List each line of the data that holds the string "Perspective".
-- Begin --
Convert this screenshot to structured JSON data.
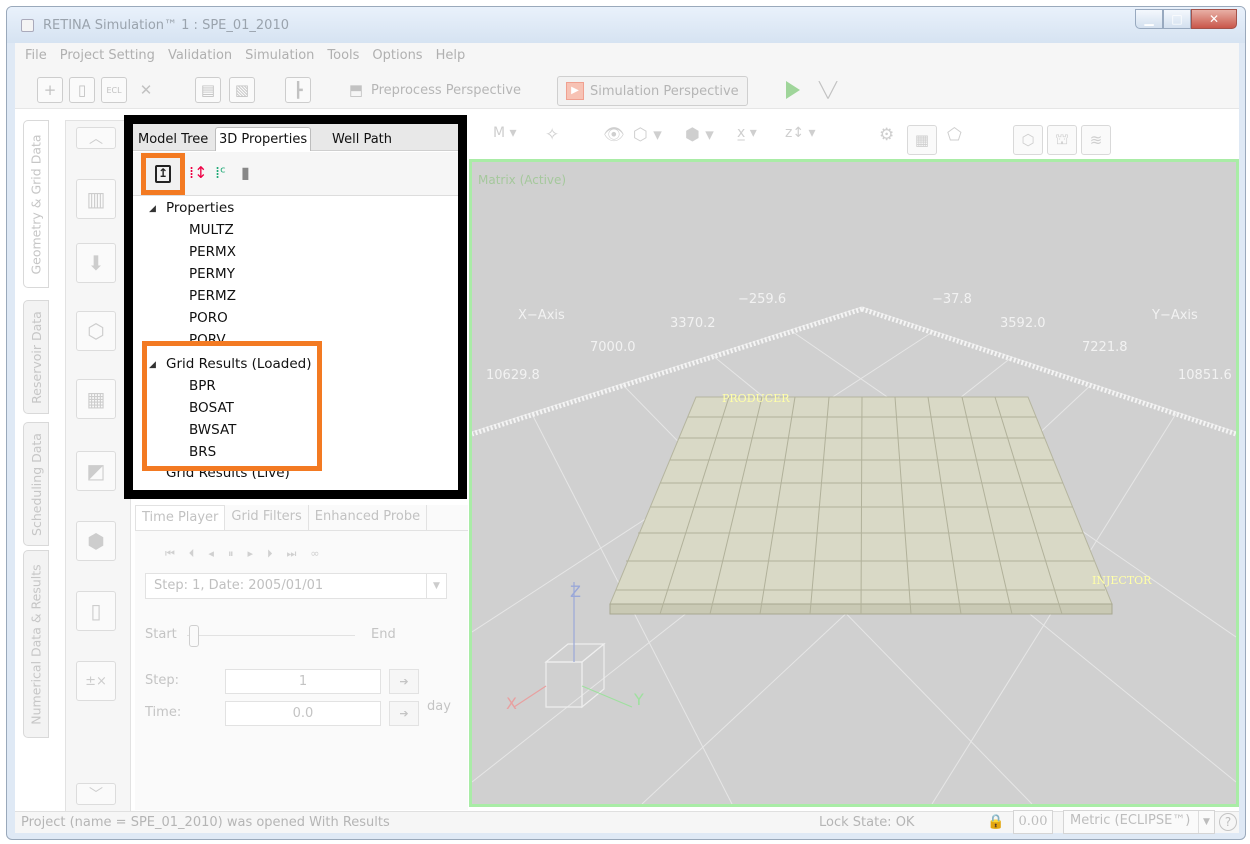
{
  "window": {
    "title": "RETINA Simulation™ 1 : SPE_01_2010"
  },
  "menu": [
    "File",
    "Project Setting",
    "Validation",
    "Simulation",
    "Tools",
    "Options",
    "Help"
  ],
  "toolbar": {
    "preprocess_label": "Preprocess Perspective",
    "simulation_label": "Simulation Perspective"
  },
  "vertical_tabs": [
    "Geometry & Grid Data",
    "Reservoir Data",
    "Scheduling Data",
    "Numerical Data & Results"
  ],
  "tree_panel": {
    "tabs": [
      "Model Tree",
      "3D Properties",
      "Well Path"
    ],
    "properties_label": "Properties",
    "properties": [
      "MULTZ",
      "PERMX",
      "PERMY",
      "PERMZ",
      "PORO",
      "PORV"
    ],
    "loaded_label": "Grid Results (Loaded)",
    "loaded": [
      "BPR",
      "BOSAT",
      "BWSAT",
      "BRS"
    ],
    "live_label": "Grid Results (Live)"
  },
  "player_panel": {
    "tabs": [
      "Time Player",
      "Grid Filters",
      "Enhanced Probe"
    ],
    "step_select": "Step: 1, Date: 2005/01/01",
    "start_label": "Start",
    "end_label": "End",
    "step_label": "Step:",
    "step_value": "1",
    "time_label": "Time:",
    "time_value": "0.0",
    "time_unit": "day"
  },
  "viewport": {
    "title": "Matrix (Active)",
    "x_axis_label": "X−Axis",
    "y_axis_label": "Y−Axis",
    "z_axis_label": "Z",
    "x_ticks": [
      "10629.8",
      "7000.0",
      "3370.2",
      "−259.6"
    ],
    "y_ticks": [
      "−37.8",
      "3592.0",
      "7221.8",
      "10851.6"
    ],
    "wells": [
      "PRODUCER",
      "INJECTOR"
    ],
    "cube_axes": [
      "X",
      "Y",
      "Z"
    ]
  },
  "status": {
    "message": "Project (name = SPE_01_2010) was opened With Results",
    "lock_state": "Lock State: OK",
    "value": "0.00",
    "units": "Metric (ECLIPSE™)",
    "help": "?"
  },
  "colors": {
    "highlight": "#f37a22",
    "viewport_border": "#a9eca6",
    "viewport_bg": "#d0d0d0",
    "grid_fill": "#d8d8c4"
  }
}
-- End --
-- Begin --
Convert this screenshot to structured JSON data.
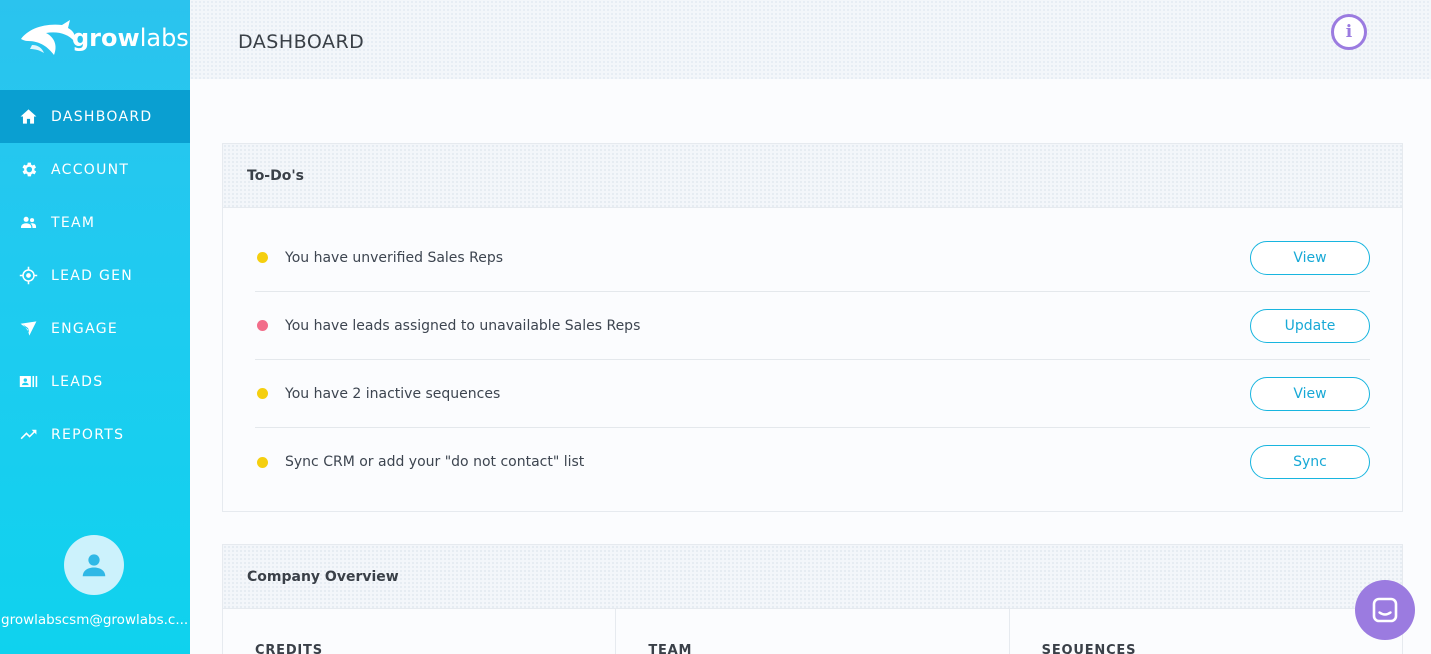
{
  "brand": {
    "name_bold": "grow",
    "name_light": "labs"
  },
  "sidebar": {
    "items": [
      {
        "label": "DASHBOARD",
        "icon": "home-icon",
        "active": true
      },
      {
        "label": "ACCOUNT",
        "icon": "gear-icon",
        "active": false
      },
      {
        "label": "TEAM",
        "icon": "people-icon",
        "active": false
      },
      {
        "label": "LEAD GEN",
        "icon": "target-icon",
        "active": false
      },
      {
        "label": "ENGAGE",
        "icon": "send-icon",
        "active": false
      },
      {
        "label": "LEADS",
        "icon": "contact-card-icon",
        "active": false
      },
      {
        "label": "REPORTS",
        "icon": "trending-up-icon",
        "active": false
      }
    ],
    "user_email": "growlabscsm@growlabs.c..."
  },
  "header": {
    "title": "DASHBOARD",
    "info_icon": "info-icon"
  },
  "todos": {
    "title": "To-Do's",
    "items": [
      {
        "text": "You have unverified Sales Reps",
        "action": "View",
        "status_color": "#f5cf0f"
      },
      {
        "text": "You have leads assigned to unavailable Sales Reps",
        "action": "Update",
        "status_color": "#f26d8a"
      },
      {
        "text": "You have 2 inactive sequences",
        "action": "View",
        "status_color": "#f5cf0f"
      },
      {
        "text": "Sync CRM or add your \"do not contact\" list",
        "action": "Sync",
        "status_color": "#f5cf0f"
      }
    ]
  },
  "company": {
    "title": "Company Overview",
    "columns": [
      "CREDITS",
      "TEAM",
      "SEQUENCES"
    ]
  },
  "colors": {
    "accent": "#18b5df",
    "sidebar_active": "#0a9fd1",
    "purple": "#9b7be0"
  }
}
-- End --
RESULT FOR THIS EXERCISE:
    "preprocess_label": "Preprocess Perspective",
    "simulation_label": "Simulation Perspective"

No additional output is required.